◆ **What is needed**: Look for "with" in each line of the entries, and return the matching lines.

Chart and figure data
%%

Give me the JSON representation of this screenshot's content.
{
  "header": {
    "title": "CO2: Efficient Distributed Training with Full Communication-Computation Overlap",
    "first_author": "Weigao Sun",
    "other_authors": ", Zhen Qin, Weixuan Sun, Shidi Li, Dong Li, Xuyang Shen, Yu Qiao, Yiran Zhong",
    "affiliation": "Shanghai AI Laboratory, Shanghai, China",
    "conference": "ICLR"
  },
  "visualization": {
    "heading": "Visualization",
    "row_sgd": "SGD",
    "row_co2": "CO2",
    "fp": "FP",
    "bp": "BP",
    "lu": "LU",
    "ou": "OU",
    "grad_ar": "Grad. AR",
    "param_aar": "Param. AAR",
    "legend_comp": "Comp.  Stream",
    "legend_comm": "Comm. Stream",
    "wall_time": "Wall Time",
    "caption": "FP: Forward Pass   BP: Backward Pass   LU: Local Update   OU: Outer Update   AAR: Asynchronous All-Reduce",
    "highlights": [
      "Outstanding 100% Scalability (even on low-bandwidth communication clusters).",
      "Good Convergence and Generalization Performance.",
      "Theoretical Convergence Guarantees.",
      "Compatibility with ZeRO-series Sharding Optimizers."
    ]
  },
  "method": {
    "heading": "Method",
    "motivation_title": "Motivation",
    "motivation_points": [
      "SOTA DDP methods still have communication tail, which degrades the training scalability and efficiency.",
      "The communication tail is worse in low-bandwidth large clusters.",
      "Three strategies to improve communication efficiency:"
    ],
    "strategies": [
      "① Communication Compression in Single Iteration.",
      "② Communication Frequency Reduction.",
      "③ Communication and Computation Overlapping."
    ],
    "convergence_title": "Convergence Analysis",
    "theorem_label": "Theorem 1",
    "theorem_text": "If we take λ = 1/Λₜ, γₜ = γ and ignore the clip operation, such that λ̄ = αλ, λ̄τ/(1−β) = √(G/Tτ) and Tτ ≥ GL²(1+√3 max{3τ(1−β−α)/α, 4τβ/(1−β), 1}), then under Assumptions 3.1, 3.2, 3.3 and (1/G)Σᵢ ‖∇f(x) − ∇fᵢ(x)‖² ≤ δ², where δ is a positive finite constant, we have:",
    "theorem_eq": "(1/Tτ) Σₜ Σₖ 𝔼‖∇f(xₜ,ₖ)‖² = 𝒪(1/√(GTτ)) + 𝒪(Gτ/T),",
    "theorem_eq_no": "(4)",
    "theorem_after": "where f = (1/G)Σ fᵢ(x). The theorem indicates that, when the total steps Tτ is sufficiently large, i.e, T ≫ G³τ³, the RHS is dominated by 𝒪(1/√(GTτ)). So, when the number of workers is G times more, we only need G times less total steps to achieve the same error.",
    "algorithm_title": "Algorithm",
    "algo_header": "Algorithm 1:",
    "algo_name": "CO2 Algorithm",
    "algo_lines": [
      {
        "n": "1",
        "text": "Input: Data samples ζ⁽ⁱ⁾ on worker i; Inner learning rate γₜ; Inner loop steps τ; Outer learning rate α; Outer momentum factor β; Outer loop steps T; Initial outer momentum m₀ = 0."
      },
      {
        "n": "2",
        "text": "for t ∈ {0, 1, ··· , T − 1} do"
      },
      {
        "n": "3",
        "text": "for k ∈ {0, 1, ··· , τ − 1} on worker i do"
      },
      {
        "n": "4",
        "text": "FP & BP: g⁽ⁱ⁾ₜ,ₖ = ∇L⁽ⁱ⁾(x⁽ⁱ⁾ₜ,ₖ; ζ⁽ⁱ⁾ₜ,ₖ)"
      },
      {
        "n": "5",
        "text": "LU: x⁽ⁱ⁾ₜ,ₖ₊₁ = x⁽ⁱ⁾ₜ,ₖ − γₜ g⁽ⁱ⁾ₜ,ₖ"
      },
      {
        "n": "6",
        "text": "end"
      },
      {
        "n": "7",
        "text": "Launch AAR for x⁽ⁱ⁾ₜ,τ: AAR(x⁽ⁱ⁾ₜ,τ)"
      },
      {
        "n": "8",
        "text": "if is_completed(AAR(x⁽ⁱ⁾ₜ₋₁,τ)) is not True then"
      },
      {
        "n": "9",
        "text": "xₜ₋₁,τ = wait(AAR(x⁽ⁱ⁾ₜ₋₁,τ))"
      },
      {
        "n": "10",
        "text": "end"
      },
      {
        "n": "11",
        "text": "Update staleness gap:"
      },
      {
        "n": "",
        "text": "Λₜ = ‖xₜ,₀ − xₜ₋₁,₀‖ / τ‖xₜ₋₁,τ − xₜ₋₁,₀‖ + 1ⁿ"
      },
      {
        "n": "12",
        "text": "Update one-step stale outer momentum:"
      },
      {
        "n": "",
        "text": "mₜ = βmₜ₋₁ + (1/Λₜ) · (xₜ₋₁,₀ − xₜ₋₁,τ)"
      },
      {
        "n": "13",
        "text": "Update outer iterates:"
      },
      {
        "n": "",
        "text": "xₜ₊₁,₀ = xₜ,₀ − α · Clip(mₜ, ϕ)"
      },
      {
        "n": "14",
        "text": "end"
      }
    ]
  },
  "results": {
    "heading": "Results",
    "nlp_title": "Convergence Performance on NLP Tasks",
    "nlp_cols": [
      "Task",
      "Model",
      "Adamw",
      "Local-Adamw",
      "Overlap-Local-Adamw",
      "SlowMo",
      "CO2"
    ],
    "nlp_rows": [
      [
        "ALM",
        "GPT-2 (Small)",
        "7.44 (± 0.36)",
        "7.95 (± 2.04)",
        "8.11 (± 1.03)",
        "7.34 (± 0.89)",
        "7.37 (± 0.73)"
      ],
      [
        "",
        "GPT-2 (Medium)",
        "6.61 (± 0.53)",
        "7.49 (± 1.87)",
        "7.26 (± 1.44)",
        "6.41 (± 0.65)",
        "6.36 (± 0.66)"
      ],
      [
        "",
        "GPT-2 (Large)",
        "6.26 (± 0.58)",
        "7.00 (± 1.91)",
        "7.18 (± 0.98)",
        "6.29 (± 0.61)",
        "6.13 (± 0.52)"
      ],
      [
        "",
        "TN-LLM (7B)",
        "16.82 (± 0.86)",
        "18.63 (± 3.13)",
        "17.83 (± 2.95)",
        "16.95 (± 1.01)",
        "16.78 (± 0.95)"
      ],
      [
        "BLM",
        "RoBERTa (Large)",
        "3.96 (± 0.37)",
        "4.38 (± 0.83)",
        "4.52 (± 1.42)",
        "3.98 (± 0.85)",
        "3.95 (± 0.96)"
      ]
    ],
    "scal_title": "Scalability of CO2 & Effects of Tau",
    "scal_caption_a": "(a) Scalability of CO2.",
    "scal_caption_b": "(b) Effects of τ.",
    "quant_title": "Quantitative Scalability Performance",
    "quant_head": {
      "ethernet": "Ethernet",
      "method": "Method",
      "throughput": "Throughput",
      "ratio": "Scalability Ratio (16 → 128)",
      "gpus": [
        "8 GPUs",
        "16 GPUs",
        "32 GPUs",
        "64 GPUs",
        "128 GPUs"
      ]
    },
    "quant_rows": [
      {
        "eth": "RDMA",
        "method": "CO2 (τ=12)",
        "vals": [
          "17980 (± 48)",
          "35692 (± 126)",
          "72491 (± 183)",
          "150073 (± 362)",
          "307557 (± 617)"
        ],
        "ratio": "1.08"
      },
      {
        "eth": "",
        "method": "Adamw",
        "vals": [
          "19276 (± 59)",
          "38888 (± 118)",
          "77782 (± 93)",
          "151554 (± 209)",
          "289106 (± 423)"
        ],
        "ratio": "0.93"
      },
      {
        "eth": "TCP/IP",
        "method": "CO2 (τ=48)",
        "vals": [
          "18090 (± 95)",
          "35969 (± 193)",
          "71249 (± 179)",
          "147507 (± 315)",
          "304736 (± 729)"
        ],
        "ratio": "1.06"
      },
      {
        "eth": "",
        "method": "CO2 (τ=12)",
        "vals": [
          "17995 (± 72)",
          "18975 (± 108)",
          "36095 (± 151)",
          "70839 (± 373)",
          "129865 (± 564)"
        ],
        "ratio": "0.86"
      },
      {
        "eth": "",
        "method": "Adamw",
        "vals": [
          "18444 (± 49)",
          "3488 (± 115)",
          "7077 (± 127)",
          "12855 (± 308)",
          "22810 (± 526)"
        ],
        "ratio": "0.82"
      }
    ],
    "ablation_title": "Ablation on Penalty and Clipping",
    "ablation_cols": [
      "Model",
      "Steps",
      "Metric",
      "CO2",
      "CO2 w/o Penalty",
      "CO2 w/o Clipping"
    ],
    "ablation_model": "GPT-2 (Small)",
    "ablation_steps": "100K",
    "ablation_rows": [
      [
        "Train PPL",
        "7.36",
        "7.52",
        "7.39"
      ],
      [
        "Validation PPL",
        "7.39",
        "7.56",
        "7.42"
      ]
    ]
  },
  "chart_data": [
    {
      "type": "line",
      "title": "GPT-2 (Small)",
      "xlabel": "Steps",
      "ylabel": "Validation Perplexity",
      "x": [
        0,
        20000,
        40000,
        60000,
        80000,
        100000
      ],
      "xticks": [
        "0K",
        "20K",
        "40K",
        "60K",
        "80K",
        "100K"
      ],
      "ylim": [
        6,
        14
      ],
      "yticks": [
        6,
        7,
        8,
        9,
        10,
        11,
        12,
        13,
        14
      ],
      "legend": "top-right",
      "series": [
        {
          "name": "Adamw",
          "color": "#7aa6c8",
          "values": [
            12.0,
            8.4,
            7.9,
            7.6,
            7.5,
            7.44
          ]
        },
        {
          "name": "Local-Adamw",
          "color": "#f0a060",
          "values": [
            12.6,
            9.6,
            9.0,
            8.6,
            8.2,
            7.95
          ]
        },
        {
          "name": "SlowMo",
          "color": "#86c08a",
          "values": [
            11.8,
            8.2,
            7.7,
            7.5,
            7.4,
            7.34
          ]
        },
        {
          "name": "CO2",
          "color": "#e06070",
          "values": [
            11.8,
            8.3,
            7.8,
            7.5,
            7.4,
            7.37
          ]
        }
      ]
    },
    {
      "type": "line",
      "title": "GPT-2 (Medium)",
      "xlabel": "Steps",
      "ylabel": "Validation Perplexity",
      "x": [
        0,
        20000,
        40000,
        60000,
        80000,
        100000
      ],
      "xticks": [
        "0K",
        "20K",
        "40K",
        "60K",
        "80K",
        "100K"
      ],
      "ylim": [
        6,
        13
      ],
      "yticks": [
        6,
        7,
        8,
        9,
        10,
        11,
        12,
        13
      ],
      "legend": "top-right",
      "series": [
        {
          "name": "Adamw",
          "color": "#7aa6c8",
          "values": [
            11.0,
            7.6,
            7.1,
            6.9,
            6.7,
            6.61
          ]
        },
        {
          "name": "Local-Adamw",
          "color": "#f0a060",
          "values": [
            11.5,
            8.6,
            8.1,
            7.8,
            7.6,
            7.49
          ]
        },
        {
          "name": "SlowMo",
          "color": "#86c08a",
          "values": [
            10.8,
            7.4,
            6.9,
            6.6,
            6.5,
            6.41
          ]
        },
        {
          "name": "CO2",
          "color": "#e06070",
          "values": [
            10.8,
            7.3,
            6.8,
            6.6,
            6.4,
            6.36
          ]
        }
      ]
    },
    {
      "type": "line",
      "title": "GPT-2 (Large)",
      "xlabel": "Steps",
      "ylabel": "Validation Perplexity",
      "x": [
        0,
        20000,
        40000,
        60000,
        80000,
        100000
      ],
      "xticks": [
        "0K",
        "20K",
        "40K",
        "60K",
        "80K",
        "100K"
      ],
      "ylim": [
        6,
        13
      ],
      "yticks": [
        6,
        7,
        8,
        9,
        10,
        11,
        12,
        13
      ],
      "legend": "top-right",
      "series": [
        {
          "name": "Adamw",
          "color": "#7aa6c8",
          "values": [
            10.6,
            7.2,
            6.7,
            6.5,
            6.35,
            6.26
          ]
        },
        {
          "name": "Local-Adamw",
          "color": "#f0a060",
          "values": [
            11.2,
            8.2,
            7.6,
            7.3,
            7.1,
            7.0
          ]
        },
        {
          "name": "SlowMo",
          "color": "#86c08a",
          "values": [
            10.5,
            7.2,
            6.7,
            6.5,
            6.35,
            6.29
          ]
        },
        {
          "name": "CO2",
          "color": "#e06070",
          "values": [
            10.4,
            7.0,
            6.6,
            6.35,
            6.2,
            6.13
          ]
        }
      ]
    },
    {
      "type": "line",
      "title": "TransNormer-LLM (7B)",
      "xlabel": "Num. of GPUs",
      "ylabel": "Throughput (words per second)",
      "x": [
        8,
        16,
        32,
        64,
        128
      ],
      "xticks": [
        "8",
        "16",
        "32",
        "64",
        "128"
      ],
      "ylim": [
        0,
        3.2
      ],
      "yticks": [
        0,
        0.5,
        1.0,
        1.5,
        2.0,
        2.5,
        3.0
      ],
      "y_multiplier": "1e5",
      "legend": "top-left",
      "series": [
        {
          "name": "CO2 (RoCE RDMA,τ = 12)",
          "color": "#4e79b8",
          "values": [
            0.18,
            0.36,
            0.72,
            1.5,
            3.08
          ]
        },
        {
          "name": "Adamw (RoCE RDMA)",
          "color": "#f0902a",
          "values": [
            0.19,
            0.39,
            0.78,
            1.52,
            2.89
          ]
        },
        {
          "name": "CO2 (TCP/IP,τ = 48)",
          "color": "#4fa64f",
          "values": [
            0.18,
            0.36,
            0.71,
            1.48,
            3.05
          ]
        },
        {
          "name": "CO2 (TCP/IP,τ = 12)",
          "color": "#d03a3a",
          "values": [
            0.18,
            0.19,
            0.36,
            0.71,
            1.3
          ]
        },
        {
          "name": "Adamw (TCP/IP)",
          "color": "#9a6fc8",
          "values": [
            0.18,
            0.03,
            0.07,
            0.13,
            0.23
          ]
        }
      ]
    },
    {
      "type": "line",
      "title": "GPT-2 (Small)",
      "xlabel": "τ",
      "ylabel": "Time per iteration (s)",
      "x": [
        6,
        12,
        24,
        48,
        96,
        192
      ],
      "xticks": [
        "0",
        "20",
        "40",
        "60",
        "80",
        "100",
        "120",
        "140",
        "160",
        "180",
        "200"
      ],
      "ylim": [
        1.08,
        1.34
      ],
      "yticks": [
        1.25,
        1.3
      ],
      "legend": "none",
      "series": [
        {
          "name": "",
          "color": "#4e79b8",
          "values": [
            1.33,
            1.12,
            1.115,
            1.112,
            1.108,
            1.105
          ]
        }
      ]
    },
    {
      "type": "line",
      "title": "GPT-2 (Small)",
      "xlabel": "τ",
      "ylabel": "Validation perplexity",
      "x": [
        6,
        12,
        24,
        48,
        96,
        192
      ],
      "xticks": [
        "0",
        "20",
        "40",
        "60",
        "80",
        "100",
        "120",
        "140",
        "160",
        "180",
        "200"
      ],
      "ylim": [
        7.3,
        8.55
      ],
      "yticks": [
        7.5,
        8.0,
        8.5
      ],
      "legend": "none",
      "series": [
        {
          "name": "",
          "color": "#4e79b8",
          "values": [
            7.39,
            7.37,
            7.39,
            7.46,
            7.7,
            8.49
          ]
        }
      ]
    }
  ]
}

%%

◆ **Correct result**:
    "title": "CO2: Efficient Distributed Training with Full Communication-Computation Overlap",
      "Compatibility with ZeRO-series Sharding Optimizers."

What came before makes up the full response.